+++ Records provided

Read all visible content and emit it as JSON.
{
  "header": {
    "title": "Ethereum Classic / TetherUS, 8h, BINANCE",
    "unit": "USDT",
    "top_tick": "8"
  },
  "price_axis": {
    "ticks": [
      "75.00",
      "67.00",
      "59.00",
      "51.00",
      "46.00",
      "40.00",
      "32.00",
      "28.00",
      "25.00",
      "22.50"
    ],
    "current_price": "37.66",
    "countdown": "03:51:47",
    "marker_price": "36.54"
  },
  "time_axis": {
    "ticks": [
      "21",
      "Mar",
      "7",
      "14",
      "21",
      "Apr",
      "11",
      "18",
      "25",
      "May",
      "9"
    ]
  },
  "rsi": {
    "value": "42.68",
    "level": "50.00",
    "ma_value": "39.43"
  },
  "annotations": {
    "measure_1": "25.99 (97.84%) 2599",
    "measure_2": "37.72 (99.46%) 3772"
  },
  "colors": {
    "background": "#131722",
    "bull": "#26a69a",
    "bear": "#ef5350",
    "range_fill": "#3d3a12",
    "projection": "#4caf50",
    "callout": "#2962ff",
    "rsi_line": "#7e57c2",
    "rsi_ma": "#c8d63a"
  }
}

++++++
+++ Records provided

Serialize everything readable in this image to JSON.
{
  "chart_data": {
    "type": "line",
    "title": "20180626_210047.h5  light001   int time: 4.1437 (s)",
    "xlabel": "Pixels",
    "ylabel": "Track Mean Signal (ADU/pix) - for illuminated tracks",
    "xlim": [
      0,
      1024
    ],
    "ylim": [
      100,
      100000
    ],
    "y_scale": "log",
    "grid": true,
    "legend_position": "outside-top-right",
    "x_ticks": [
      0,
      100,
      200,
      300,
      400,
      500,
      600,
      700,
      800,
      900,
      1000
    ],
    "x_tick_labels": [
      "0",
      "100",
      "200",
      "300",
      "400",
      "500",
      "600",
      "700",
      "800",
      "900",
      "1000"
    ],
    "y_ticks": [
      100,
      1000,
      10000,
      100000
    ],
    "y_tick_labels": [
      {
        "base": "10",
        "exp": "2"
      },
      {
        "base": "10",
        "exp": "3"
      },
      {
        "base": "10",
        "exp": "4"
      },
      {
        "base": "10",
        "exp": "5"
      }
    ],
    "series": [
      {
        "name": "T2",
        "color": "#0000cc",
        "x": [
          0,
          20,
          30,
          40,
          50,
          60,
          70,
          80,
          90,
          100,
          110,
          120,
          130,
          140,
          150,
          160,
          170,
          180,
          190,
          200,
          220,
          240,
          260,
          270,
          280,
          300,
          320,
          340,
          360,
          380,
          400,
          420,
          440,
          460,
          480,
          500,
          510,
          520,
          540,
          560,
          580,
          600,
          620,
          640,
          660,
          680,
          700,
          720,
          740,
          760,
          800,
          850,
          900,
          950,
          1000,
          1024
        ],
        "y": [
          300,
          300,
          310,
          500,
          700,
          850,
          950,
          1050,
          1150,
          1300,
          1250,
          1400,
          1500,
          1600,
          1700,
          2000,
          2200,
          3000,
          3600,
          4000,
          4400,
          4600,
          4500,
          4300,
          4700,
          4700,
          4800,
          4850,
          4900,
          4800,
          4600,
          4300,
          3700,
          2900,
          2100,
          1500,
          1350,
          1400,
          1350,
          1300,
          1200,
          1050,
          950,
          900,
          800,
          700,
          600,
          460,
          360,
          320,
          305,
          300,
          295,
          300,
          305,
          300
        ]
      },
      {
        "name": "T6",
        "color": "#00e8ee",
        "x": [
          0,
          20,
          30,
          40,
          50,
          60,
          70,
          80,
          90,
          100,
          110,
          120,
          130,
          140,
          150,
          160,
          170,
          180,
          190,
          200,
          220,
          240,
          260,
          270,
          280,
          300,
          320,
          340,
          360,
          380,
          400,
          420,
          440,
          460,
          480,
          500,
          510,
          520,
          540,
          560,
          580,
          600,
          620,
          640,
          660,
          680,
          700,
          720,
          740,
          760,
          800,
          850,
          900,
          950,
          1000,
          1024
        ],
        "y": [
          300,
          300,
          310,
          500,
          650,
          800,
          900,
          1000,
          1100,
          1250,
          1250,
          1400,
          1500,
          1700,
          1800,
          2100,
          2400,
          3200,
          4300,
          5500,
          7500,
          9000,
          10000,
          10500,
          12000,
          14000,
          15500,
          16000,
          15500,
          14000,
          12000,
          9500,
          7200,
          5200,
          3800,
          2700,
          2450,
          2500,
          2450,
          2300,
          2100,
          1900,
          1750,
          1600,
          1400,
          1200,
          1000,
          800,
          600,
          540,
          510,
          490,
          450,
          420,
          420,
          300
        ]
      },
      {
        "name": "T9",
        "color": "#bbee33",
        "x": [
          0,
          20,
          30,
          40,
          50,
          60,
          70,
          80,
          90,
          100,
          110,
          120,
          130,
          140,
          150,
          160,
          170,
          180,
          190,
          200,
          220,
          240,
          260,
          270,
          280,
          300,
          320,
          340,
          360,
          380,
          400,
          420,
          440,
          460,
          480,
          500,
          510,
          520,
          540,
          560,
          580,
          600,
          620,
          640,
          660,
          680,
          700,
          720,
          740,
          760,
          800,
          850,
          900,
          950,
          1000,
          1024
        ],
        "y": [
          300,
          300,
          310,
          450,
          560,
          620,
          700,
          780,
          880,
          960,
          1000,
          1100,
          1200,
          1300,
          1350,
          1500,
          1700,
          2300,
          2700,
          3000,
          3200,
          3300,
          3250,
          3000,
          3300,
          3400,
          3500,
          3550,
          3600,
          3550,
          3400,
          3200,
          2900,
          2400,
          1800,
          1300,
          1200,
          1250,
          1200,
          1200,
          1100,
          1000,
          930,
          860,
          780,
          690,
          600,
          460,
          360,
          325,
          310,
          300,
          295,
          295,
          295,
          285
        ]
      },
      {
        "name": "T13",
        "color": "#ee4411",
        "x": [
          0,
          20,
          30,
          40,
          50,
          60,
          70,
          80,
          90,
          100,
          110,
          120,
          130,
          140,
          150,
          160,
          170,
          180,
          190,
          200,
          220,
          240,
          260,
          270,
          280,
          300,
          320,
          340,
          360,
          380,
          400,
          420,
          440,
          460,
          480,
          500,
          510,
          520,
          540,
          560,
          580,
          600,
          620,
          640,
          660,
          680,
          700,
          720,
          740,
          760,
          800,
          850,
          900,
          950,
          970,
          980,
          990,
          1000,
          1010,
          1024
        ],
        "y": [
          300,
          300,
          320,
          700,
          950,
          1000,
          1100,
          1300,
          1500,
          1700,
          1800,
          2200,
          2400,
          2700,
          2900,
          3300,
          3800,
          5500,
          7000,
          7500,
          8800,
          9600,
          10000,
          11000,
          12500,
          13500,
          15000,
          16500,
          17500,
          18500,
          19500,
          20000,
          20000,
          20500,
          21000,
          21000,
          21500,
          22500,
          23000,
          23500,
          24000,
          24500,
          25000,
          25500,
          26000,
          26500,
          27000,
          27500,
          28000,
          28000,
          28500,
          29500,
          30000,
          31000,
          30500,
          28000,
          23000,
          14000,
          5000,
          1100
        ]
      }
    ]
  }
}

++++++

Task prompt
Identify which lines contain the word "title" and copy each one.

Solution to the exercise
    "title": "Ethereum Classic / TetherUS, 8h, BINANCE",
    "title": "20180626_210047.h5  light001   int time: 4.1437 (s)",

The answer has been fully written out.